ENTRIES SHOWN:
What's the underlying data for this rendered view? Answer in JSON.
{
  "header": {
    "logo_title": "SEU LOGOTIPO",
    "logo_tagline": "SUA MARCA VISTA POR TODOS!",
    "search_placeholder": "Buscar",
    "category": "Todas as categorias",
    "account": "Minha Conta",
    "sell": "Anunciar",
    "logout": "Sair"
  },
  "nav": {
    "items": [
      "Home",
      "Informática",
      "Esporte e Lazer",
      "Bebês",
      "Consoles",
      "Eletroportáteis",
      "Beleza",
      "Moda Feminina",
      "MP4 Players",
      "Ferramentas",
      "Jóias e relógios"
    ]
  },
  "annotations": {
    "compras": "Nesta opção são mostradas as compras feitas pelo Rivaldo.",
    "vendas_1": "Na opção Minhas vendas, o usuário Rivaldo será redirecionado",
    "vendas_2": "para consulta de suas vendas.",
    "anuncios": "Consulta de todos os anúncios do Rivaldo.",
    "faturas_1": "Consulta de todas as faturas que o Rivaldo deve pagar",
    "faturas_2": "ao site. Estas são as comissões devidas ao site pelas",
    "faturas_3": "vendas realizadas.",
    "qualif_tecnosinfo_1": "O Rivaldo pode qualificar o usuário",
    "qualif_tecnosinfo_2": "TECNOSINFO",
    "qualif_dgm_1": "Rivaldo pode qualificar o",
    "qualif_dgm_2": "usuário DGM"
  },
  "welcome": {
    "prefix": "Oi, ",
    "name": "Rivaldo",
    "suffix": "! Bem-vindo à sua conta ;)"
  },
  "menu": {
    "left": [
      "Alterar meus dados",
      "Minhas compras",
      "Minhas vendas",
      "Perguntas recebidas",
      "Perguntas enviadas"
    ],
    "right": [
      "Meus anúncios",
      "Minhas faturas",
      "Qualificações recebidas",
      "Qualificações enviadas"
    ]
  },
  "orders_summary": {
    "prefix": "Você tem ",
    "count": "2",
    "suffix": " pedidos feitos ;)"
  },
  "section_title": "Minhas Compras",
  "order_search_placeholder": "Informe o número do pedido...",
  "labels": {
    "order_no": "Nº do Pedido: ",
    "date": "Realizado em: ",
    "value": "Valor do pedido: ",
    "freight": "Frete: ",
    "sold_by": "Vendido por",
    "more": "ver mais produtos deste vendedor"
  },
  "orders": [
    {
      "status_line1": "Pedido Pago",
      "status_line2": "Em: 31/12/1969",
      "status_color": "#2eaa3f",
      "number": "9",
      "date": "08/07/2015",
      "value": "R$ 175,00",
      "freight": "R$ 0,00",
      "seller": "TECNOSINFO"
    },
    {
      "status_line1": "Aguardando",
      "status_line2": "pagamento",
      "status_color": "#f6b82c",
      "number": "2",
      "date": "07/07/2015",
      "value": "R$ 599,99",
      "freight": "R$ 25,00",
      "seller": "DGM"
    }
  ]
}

WHAT YOU HAVE TO DO: Look above for every line with the word "Qualificações" and copy it.

OUTPUT OF THE EXERCISE:
      "Qualificações recebidas",
      "Qualificações enviadas"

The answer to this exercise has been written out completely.